**Short problem 1**
Extract from the barometer thread, word for word, the passage starting with "Below 30 usually" and going on through "a full stomach.".

BEGIN Selected excerpt

# Barometer study



## Try'n Hard (Oct 23, 2008)

Well more of a long term observation than a study. I got a barometer app but discovered a better one on my regular accuweather app. All of my fishing is for crappie but found some things out about bass and catfish as well. I can only go when I can go so if the conditions aren’t right it’s really not gonna stop me. Here’s what I’ve “observed”. Barometer above 30.1 - usually very nice weather but fish don’t want to bite. I can see them on structure with ff but can only get one to bite per spot. Sometimes, no bites
Between 30 and 30.1. Still nice weather but fishing still not good. 
Below 30 usually cloudy and fish bite better. May get 4 fish per structure as compared to 1 fish at above 30
As bad weather or fronts approach the barometer drops and this seemed to be the best time to fish. A falling barometer will also produce bass and catfish on crappie jigs. Ironically this is also the time that I hear more owls, and see more wildlife. 
After the front or storms pass the barometer on a rise completely stopped the bite for me. I’ve been told crappie really don’t like a rising pressure as it affects their swim bladder and makes them feel like they have a full stomach. 
Barometer readings have to be a small part of success or failure. A falling barometer won’t do much for you if the water is high and muddy, but I think it’s at least something to consider if your planning a trip or if your just looking for something to blame after a bad one!


----------



## Chumbuster (Oct 17, 2017)

That's pretty on point TnH...I've found the barometric pressure changes are something to look at as well and make adjustments for when I go if its high or rising...usually lighter, smaller, slower is what gets me the nod on tougher days. Although I'm a pretty dismal crappie fisher in general lol


----------



## JoeyWelch (Sep 25, 2009)

Good info Tryn.


----------



## Try'n Hard (Oct 23, 2008)

I will say that I think the moon phase is a stronger influence than the barometer.


----------



## JoeyWelch (Sep 25, 2009)

Do you keep a log book?


----------



## Try'n Hard (Oct 23, 2008)

jlw1972 said:


> Do you keep a log book?




I had one on my phone but it didn’t get updated and won’t work with the new iOS. Barometer readings are so slight they are annoying. All above 29 and below 31


----------



## JoeyWelch (Sep 25, 2009)

END Selected excerpt
BEGIN Given records

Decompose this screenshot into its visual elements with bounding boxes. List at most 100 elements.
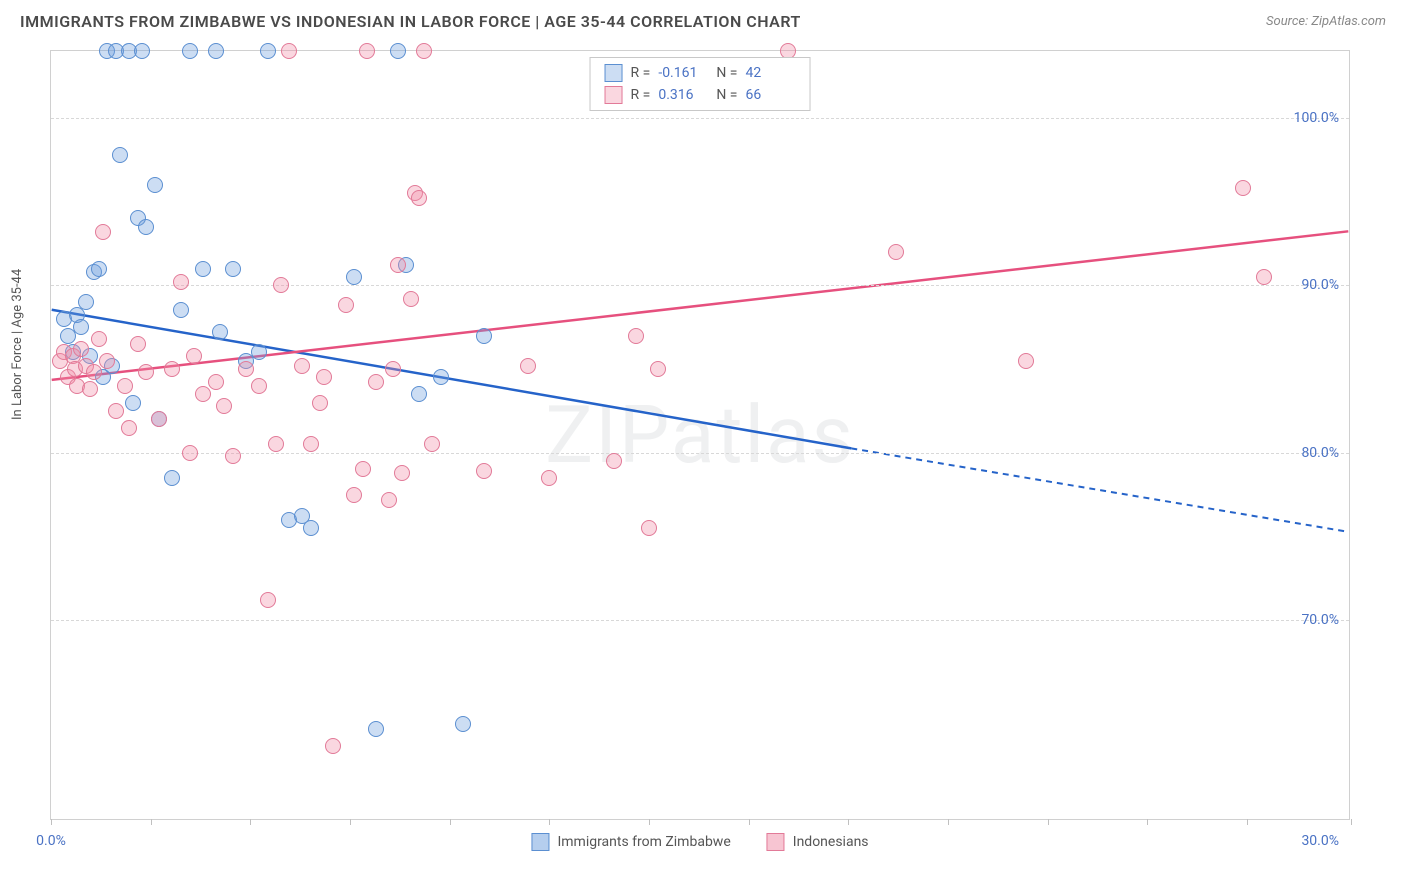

END Given records
BEGIN Given records

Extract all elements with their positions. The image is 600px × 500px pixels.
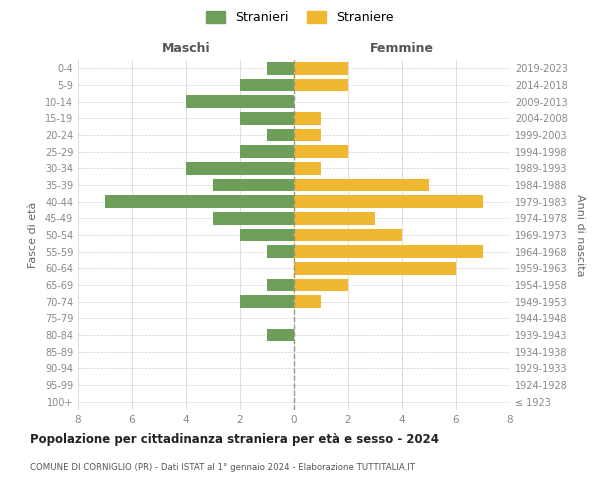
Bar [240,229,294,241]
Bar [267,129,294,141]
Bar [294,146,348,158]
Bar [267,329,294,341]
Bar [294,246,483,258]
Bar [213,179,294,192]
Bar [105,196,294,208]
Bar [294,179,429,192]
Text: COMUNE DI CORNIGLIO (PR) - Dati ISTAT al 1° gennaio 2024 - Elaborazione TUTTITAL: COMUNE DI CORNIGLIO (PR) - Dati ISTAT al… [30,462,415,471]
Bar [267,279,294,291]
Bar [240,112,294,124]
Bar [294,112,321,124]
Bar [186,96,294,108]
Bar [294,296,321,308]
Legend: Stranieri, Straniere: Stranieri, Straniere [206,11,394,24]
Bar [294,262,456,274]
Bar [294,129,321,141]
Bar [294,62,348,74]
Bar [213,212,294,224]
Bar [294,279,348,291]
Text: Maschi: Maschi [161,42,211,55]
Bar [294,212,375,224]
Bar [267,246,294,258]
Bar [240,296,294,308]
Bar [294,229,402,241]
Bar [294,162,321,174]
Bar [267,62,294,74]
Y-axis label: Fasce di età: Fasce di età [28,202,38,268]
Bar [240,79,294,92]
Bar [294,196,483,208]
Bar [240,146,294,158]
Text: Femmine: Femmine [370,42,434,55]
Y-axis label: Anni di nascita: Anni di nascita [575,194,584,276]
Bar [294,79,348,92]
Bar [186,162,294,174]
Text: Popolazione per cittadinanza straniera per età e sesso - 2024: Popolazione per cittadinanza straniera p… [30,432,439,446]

END Given records

**Short problem 2**
In the rows, reproduce only the lines starting with the line with "Extract all elements" and going on through the line with "Y-axis label: Anni", swapping "Bar" for "Column" wherever it occurs and changing nothing else. Omit the pictures from your answer.

**Expected output 1**
Below 30 usually cloudy and fish bite better. May get 4 fish per structure as compared to 1 fish at above 30
As bad weather or fronts approach the barometer drops and this seemed to be the best time to fish. A falling barometer will also produce bass and catfish on crappie jigs. Ironically this is also the time that I hear more owls, and see more wildlife. 
After the front or storms pass the barometer on a rise completely stopped the bite for me. I’ve been told crappie really don’t like a rising pressure as it affects their swim bladder and makes them feel like they have a full stomach.

**Expected output 2**
Extract all elements with their positions. The image is 600px × 500px pixels.
Column [240,229,294,241]
Column [267,129,294,141]
Column [294,146,348,158]
Column [267,329,294,341]
Column [294,246,483,258]
Column [213,179,294,192]
Column [105,196,294,208]
Column [294,179,429,192]
Text: COMUNE DI CORNIGLIO (PR) - Dati ISTAT al 1° gennaio 2024 - Elaborazione TUTTITAL: COMUNE DI CORNIGLIO (PR) - Dati ISTAT al… [30,462,415,471]
Column [267,279,294,291]
Column [240,112,294,124]
Column [294,112,321,124]
Column [186,96,294,108]
Column [294,296,321,308]
Legend: Stranieri, Straniere: Stranieri, Straniere [206,11,394,24]
Column [294,262,456,274]
Column [294,129,321,141]
Column [294,62,348,74]
Column [213,212,294,224]
Column [294,279,348,291]
Text: Maschi: Maschi [161,42,211,55]
Column [294,212,375,224]
Column [267,246,294,258]
Column [240,296,294,308]
Column [294,229,402,241]
Column [294,162,321,174]
Column [267,62,294,74]
Y-axis label: Fasce di età: Fasce di età [28,202,38,268]
Column [240,79,294,92]
Column [294,196,483,208]
Column [240,146,294,158]
Text: Femmine: Femmine [370,42,434,55]
Y-axis label: Anni di nascita: Anni di nascita [575,194,584,276]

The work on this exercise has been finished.